(begin)

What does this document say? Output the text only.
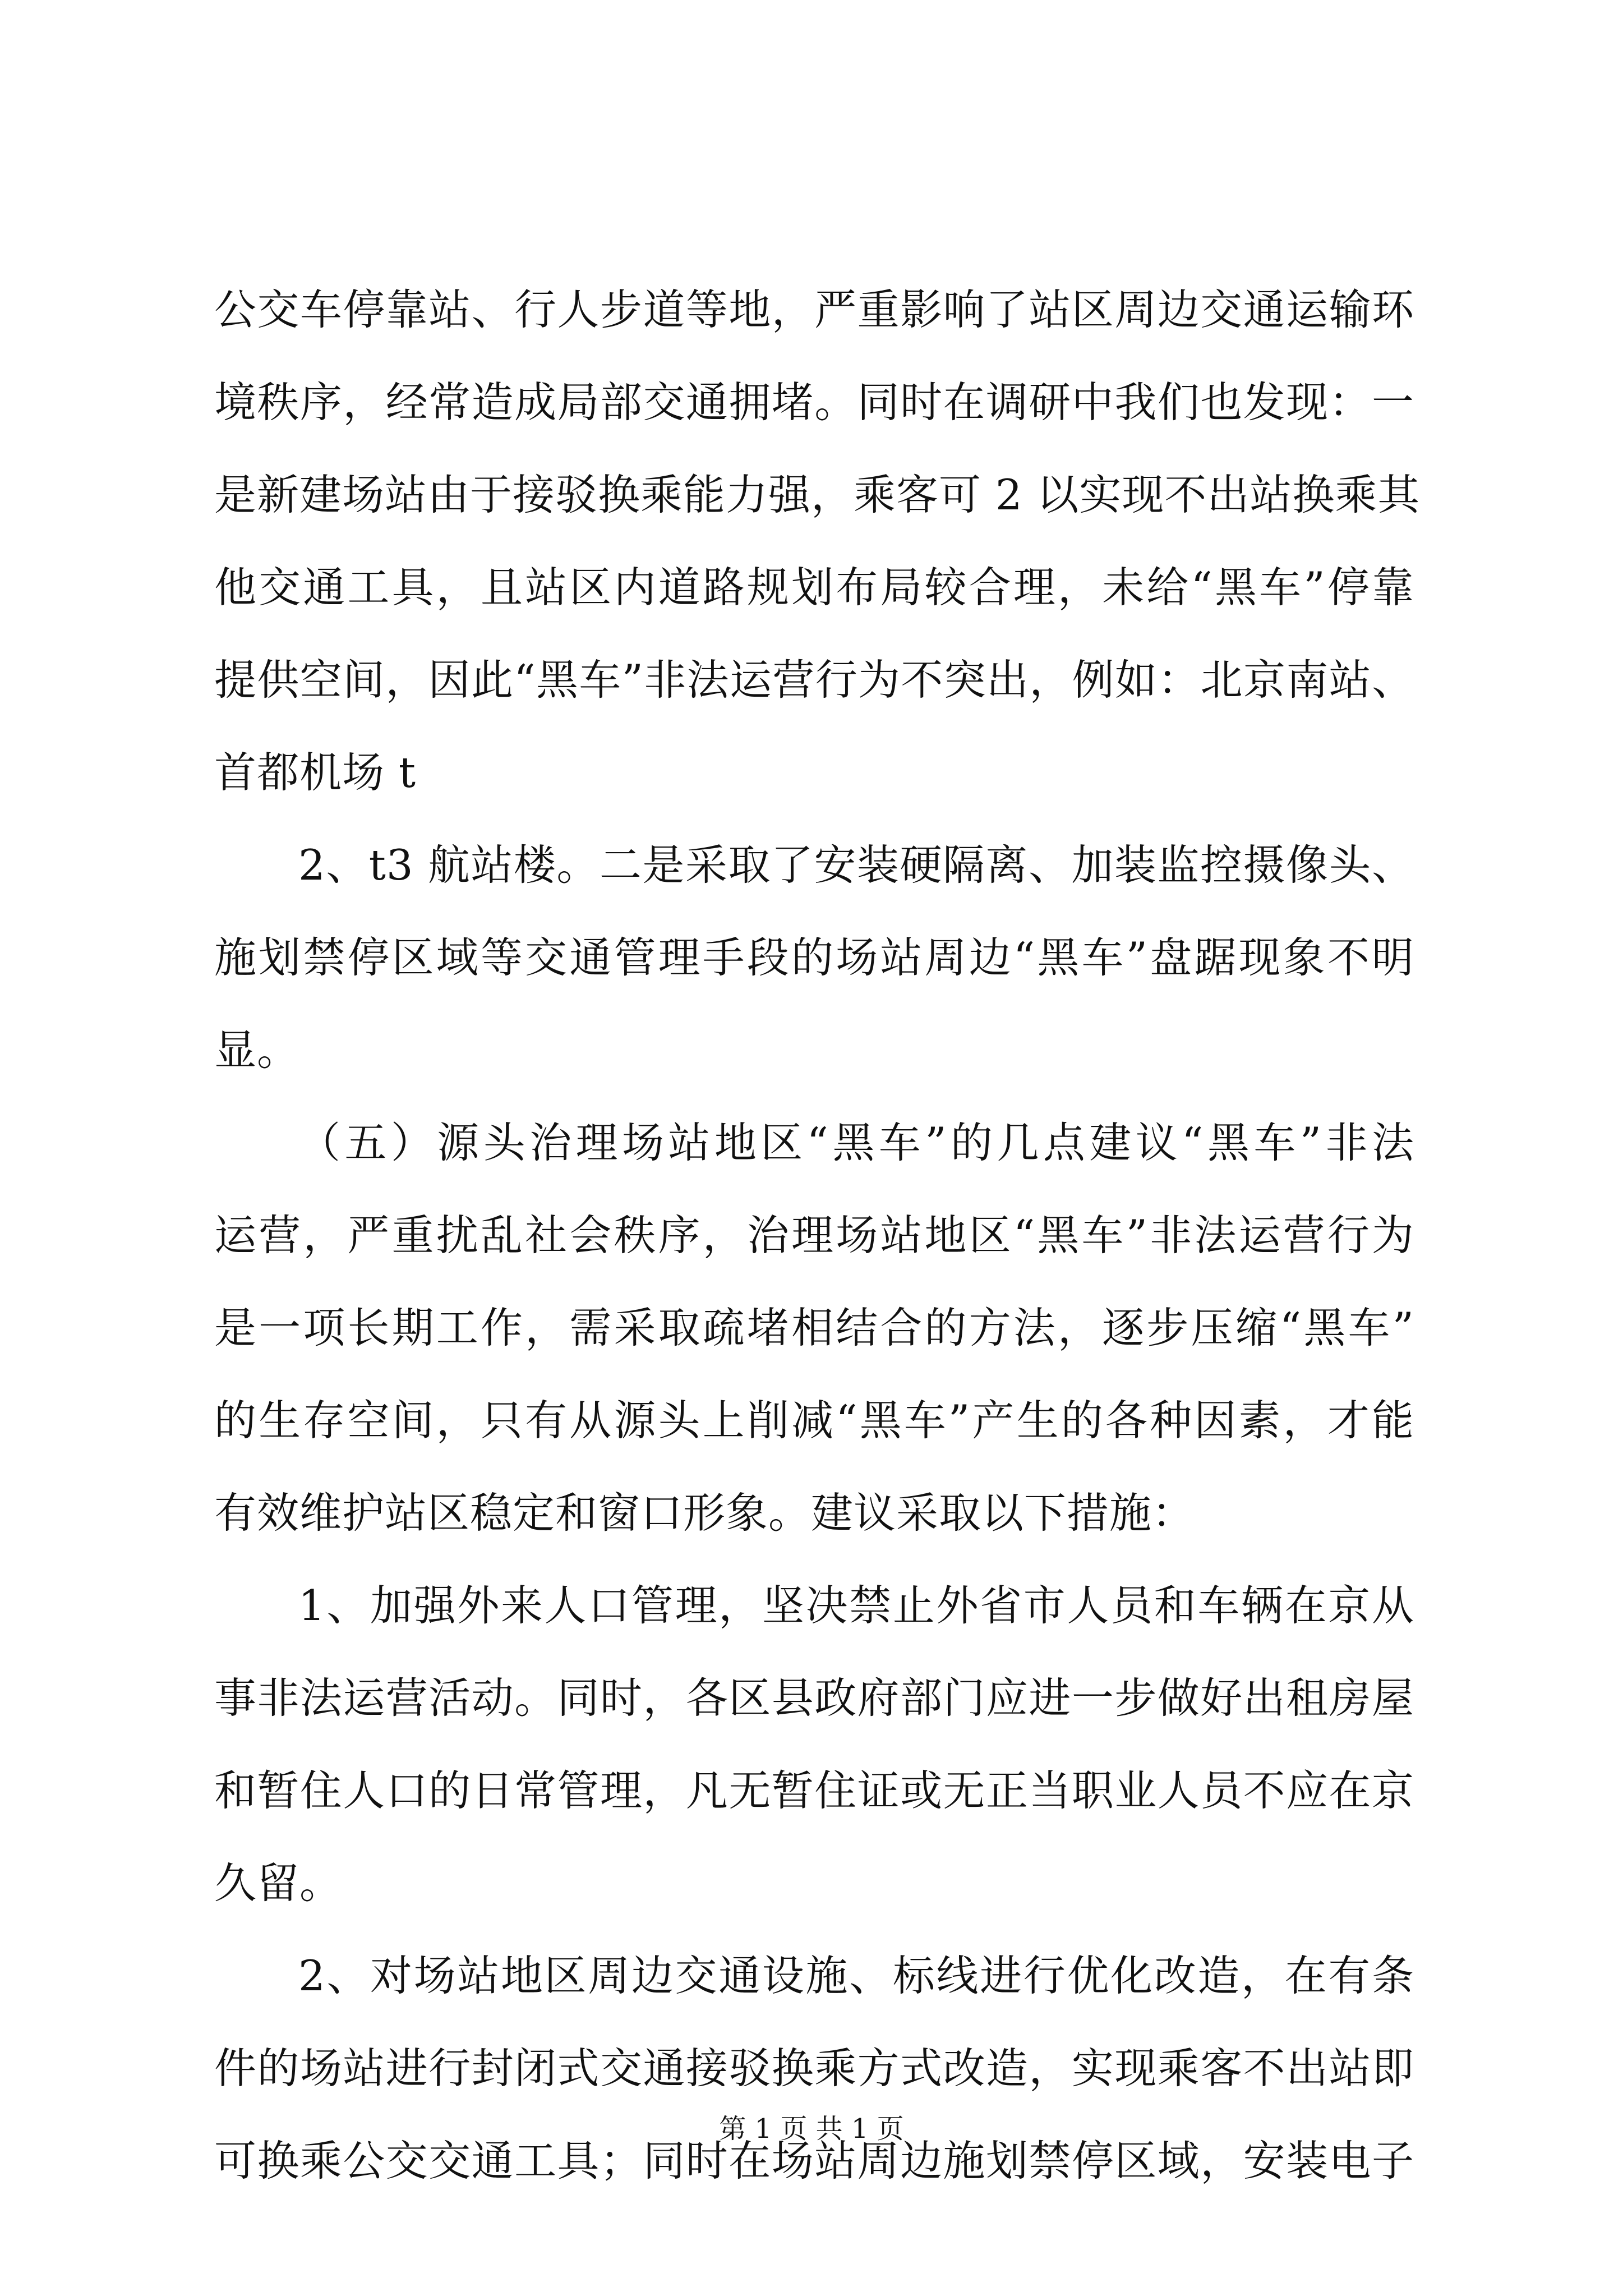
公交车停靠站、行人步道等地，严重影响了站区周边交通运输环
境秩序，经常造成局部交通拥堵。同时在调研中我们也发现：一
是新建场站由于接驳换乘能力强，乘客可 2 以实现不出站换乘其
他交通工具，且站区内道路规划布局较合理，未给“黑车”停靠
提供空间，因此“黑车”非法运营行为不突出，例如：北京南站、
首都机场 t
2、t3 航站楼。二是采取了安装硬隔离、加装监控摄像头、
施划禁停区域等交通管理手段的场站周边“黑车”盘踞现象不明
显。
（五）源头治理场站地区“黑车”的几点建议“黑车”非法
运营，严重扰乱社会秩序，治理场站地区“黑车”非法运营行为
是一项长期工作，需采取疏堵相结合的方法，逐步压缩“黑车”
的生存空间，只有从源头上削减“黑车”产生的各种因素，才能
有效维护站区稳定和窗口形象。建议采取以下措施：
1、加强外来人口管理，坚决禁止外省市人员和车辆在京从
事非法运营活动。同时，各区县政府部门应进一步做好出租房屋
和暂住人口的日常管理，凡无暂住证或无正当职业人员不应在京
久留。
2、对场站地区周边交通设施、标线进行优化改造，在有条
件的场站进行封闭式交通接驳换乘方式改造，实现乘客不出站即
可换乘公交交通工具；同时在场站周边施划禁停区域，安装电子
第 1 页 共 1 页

(end)

Print all entries exactly. The images do not belong in the copy.

What does this document say? Output the text only.
公交车停靠站、行人步道等地，严重影响了站区周边交通运输环
境秩序，经常造成局部交通拥堵。同时在调研中我们也发现：一
是新建场站由于接驳换乘能力强，乘客可 2 以实现不出站换乘其
他交通工具，且站区内道路规划布局较合理，未给“黑车”停靠
提供空间，因此“黑车”非法运营行为不突出，例如：北京南站、
首都机场 t
2、t3 航站楼。二是采取了安装硬隔离、加装监控摄像头、
施划禁停区域等交通管理手段的场站周边“黑车”盘踞现象不明
显。
（五）源头治理场站地区“黑车”的几点建议“黑车”非法
运营，严重扰乱社会秩序，治理场站地区“黑车”非法运营行为
是一项长期工作，需采取疏堵相结合的方法，逐步压缩“黑车”
的生存空间，只有从源头上削减“黑车”产生的各种因素，才能
有效维护站区稳定和窗口形象。建议采取以下措施：
1、加强外来人口管理，坚决禁止外省市人员和车辆在京从
事非法运营活动。同时，各区县政府部门应进一步做好出租房屋
和暂住人口的日常管理，凡无暂住证或无正当职业人员不应在京
久留。
2、对场站地区周边交通设施、标线进行优化改造，在有条
件的场站进行封闭式交通接驳换乘方式改造，实现乘客不出站即
可换乘公交交通工具；同时在场站周边施划禁停区域，安装电子
第 1 页 共 1 页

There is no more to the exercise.